Written instruction:
Every line of the material is to be quoted verbatim, minus the pictures.

Excerpted records:
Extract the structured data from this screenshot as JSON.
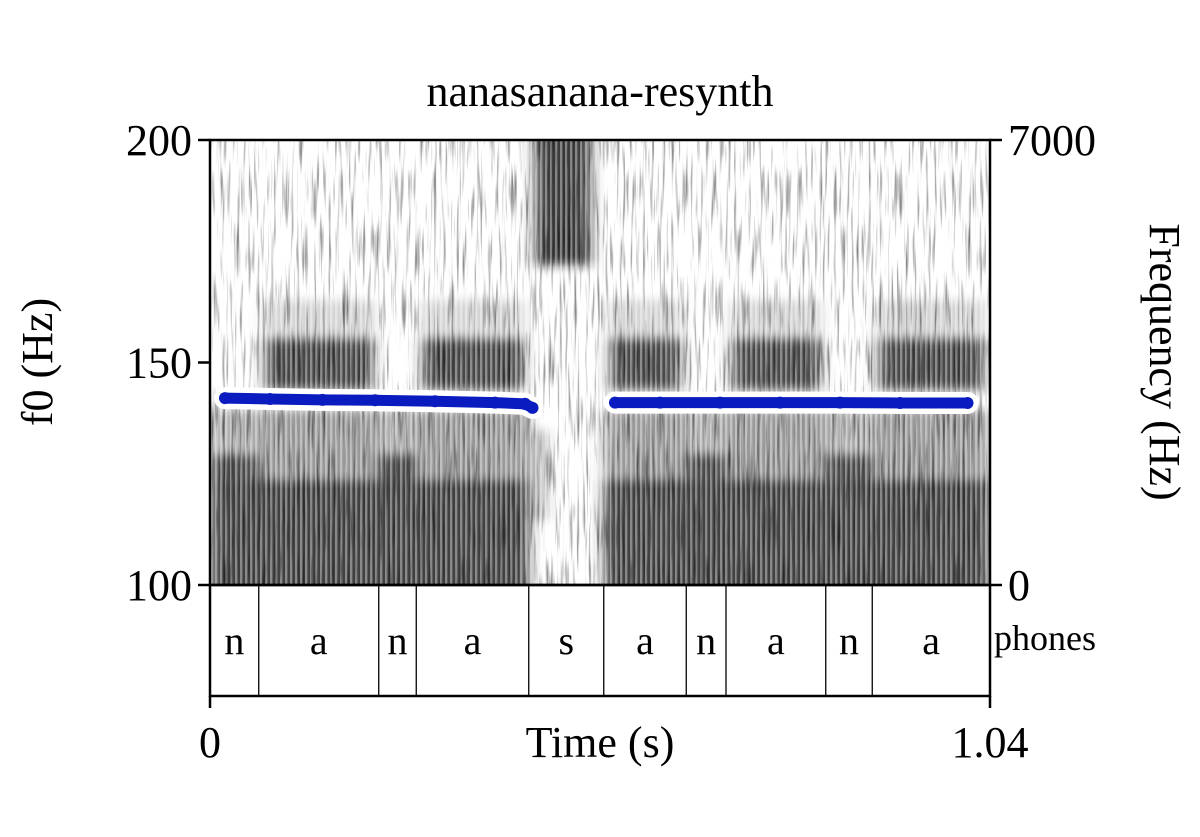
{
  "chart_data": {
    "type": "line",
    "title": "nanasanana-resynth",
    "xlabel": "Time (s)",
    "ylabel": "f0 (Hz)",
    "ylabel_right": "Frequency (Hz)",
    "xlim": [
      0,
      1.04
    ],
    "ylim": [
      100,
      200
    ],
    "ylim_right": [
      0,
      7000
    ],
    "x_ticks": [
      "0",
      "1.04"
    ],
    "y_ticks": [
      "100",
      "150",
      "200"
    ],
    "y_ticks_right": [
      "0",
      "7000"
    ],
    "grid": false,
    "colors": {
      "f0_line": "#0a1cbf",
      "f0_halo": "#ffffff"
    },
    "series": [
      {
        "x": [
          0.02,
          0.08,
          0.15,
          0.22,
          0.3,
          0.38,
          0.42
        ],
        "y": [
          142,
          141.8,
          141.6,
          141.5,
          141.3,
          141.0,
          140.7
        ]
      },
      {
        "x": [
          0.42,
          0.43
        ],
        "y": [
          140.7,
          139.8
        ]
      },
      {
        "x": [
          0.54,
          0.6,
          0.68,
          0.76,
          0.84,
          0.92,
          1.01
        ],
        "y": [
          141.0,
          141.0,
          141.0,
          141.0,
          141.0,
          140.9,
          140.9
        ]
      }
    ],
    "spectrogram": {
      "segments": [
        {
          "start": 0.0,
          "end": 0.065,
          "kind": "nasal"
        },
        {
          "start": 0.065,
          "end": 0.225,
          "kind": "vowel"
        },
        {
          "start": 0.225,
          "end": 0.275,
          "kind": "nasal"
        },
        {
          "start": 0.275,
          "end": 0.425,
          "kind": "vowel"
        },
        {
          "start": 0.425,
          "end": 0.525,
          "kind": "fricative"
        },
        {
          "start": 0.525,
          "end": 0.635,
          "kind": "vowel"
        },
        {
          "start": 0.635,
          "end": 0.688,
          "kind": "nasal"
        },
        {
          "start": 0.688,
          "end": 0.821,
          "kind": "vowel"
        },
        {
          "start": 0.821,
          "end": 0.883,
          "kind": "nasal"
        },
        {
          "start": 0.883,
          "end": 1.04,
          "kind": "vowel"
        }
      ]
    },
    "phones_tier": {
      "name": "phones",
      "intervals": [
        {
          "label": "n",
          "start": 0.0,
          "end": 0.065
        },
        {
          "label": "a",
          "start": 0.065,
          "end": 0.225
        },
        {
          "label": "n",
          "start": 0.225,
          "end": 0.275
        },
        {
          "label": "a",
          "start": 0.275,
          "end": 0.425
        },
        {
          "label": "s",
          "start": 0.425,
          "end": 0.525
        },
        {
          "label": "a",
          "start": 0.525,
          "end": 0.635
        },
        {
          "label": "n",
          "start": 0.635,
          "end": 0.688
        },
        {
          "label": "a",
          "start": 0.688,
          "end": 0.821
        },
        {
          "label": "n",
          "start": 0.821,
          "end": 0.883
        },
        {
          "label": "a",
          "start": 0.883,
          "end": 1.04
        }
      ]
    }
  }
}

Solved exercise:
Extract the structured data from this screenshot as JSON.
{
  "chart_data": {
    "type": "line",
    "title": "nanasanana-resynth",
    "xlabel": "Time (s)",
    "ylabel": "f0 (Hz)",
    "ylabel_right": "Frequency (Hz)",
    "xlim": [
      0,
      1.04
    ],
    "ylim": [
      100,
      200
    ],
    "ylim_right": [
      0,
      7000
    ],
    "x_ticks": [
      "0",
      "1.04"
    ],
    "y_ticks": [
      "100",
      "150",
      "200"
    ],
    "y_ticks_right": [
      "0",
      "7000"
    ],
    "grid": false,
    "colors": {
      "f0_line": "#0a1cbf",
      "f0_halo": "#ffffff"
    },
    "series": [
      {
        "x": [
          0.02,
          0.08,
          0.15,
          0.22,
          0.3,
          0.38,
          0.42
        ],
        "y": [
          142,
          141.8,
          141.6,
          141.5,
          141.3,
          141.0,
          140.7
        ]
      },
      {
        "x": [
          0.42,
          0.43
        ],
        "y": [
          140.7,
          139.8
        ]
      },
      {
        "x": [
          0.54,
          0.6,
          0.68,
          0.76,
          0.84,
          0.92,
          1.01
        ],
        "y": [
          141.0,
          141.0,
          141.0,
          141.0,
          141.0,
          140.9,
          140.9
        ]
      }
    ],
    "spectrogram": {
      "segments": [
        {
          "start": 0.0,
          "end": 0.065,
          "kind": "nasal"
        },
        {
          "start": 0.065,
          "end": 0.225,
          "kind": "vowel"
        },
        {
          "start": 0.225,
          "end": 0.275,
          "kind": "nasal"
        },
        {
          "start": 0.275,
          "end": 0.425,
          "kind": "vowel"
        },
        {
          "start": 0.425,
          "end": 0.525,
          "kind": "fricative"
        },
        {
          "start": 0.525,
          "end": 0.635,
          "kind": "vowel"
        },
        {
          "start": 0.635,
          "end": 0.688,
          "kind": "nasal"
        },
        {
          "start": 0.688,
          "end": 0.821,
          "kind": "vowel"
        },
        {
          "start": 0.821,
          "end": 0.883,
          "kind": "nasal"
        },
        {
          "start": 0.883,
          "end": 1.04,
          "kind": "vowel"
        }
      ]
    },
    "phones_tier": {
      "name": "phones",
      "intervals": [
        {
          "label": "n",
          "start": 0.0,
          "end": 0.065
        },
        {
          "label": "a",
          "start": 0.065,
          "end": 0.225
        },
        {
          "label": "n",
          "start": 0.225,
          "end": 0.275
        },
        {
          "label": "a",
          "start": 0.275,
          "end": 0.425
        },
        {
          "label": "s",
          "start": 0.425,
          "end": 0.525
        },
        {
          "label": "a",
          "start": 0.525,
          "end": 0.635
        },
        {
          "label": "n",
          "start": 0.635,
          "end": 0.688
        },
        {
          "label": "a",
          "start": 0.688,
          "end": 0.821
        },
        {
          "label": "n",
          "start": 0.821,
          "end": 0.883
        },
        {
          "label": "a",
          "start": 0.883,
          "end": 1.04
        }
      ]
    }
  }
}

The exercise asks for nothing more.